The task –
Write out every record below exactly as it appears.

(Stored data entries)

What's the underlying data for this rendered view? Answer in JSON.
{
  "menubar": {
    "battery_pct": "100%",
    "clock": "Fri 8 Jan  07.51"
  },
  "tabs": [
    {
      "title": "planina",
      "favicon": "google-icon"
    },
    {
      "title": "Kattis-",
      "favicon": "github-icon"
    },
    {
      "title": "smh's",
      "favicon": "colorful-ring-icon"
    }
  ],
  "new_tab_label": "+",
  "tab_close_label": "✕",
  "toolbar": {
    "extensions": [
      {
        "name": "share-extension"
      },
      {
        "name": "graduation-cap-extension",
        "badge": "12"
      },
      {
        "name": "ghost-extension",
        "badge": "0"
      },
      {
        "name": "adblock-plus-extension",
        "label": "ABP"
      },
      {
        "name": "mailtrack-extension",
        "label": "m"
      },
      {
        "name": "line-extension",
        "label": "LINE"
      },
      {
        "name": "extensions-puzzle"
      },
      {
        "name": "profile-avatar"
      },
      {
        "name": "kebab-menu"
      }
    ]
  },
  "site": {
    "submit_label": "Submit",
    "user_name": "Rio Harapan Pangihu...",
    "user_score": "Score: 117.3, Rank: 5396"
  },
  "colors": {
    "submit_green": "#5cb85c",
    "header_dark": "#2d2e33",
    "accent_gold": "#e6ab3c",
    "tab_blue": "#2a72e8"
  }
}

Final result –
What's the underlying data for this rendered view? Answer in JSON.
{
  "menubar": {
    "battery_pct": "100%",
    "clock": "Fri 8 Jan  07.51"
  },
  "tabs": [
    {
      "title": "planina",
      "favicon": "google-icon"
    },
    {
      "title": "Kattis-",
      "favicon": "github-icon"
    },
    {
      "title": "smh's",
      "favicon": "colorful-ring-icon"
    }
  ],
  "new_tab_label": "+",
  "tab_close_label": "✕",
  "toolbar": {
    "extensions": [
      {
        "name": "share-extension"
      },
      {
        "name": "graduation-cap-extension",
        "badge": "12"
      },
      {
        "name": "ghost-extension",
        "badge": "0"
      },
      {
        "name": "adblock-plus-extension",
        "label": "ABP"
      },
      {
        "name": "mailtrack-extension",
        "label": "m"
      },
      {
        "name": "line-extension",
        "label": "LINE"
      },
      {
        "name": "extensions-puzzle"
      },
      {
        "name": "profile-avatar"
      },
      {
        "name": "kebab-menu"
      }
    ]
  },
  "site": {
    "submit_label": "Submit",
    "user_name": "Rio Harapan Pangihu...",
    "user_score": "Score: 117.3, Rank: 5396"
  },
  "colors": {
    "submit_green": "#5cb85c",
    "header_dark": "#2d2e33",
    "accent_gold": "#e6ab3c",
    "tab_blue": "#2a72e8"
  }
}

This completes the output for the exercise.